> _Directions_
Copy the listing lines below verbatim, starting at the line that contains "Detect and localize" and stopping after the line that contains "- reviewer-meta: 11件". Omit any pictures from your copy.

-- Begin Data supplied --

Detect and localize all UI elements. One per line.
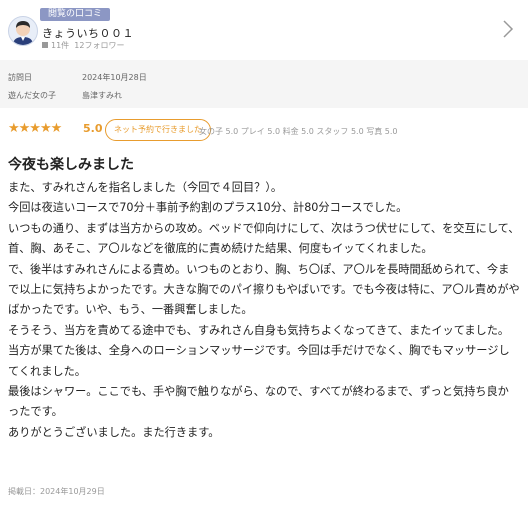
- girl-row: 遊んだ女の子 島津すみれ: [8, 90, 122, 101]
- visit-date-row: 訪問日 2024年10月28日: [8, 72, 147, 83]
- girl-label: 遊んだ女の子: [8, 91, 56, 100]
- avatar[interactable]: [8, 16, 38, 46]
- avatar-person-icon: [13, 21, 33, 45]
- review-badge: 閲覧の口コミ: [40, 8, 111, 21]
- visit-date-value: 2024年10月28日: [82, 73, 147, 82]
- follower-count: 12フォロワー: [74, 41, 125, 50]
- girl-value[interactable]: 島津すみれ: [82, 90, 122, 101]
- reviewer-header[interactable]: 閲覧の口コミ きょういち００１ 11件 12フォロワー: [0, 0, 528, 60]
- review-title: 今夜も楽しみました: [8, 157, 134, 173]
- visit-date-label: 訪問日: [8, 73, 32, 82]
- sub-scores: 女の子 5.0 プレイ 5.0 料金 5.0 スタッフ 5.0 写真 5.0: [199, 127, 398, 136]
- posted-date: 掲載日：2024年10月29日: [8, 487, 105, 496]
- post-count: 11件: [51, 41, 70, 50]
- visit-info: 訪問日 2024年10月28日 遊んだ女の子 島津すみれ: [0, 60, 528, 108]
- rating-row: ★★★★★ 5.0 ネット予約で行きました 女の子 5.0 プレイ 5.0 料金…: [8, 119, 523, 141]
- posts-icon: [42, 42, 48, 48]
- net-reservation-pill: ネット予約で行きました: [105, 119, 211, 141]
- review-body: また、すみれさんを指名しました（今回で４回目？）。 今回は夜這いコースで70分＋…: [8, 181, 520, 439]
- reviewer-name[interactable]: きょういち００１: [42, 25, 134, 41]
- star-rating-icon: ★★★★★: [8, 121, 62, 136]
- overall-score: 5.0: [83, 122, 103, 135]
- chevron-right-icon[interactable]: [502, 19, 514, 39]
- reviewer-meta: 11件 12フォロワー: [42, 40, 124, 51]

-- End Data supplied --
-- Begin Data supplied --

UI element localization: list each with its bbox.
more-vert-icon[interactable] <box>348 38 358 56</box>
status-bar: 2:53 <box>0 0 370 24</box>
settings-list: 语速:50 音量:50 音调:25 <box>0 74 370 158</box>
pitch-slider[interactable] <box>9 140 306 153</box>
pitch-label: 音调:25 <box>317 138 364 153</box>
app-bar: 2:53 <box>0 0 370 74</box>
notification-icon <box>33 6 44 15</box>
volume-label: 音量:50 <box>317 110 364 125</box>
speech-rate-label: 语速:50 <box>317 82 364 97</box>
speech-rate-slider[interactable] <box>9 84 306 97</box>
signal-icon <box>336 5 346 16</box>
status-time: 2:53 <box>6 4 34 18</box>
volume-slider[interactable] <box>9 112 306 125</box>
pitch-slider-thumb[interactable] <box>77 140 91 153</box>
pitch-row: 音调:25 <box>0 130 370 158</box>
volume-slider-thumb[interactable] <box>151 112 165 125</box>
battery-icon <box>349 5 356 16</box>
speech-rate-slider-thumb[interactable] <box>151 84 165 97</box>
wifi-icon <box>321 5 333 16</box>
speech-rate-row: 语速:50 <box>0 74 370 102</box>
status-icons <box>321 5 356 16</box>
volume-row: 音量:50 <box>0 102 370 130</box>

-- End Data supplied --
-- Begin Data supplied --

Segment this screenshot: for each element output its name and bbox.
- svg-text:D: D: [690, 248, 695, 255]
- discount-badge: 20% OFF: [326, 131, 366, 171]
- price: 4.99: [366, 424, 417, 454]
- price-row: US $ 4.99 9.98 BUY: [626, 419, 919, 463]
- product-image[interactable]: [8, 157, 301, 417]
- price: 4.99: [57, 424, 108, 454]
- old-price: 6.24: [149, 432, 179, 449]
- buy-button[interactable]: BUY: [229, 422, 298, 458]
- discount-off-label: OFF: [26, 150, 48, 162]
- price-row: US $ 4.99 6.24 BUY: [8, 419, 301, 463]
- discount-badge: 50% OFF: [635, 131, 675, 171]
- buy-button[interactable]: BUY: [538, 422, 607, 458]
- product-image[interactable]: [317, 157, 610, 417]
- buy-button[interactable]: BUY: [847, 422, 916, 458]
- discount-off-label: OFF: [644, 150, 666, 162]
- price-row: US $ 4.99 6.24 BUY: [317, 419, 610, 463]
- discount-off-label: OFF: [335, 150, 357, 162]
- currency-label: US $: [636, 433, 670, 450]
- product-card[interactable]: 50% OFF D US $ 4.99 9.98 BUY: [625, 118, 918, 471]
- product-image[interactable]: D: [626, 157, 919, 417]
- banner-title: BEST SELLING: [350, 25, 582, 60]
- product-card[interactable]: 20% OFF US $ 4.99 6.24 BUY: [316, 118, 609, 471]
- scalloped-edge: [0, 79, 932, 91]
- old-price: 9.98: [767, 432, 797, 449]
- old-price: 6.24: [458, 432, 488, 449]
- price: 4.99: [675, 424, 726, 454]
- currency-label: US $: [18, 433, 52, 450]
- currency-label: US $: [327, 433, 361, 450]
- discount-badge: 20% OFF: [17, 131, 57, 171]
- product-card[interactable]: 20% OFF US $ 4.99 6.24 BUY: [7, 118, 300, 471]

-- End Data supplied --

> _Complete answer_
Detect and localize all UI elements. One per line.
- girl-row: 遊んだ女の子 島津すみれ: [8, 90, 122, 101]
- visit-date-row: 訪問日 2024年10月28日: [8, 72, 147, 83]
- girl-label: 遊んだ女の子: [8, 91, 56, 100]
- avatar[interactable]: [8, 16, 38, 46]
- avatar-person-icon: [13, 21, 33, 45]
- review-badge: 閲覧の口コミ: [40, 8, 111, 21]
- visit-date-value: 2024年10月28日: [82, 73, 147, 82]
- follower-count: 12フォロワー: [74, 41, 125, 50]
- girl-value[interactable]: 島津すみれ: [82, 90, 122, 101]
- reviewer-header[interactable]: 閲覧の口コミ きょういち００１ 11件 12フォロワー: [0, 0, 528, 60]
- review-title: 今夜も楽しみました: [8, 157, 134, 173]
- visit-date-label: 訪問日: [8, 73, 32, 82]
- sub-scores: 女の子 5.0 プレイ 5.0 料金 5.0 スタッフ 5.0 写真 5.0: [199, 127, 398, 136]
- posted-date: 掲載日：2024年10月29日: [8, 487, 105, 496]
- post-count: 11件: [51, 41, 70, 50]
- visit-info: 訪問日 2024年10月28日 遊んだ女の子 島津すみれ: [0, 60, 528, 108]
- rating-row: ★★★★★ 5.0 ネット予約で行きました 女の子 5.0 プレイ 5.0 料金…: [8, 119, 523, 141]
- posts-icon: [42, 42, 48, 48]
- net-reservation-pill: ネット予約で行きました: [105, 119, 211, 141]
- review-body: また、すみれさんを指名しました（今回で４回目？）。 今回は夜這いコースで70分＋…: [8, 181, 520, 439]
- reviewer-name[interactable]: きょういち００１: [42, 25, 134, 41]
- star-rating-icon: ★★★★★: [8, 121, 62, 136]
- overall-score: 5.0: [83, 122, 103, 135]
- chevron-right-icon[interactable]: [502, 19, 514, 39]
- reviewer-meta: 11件 12フォロワー: [42, 40, 124, 51]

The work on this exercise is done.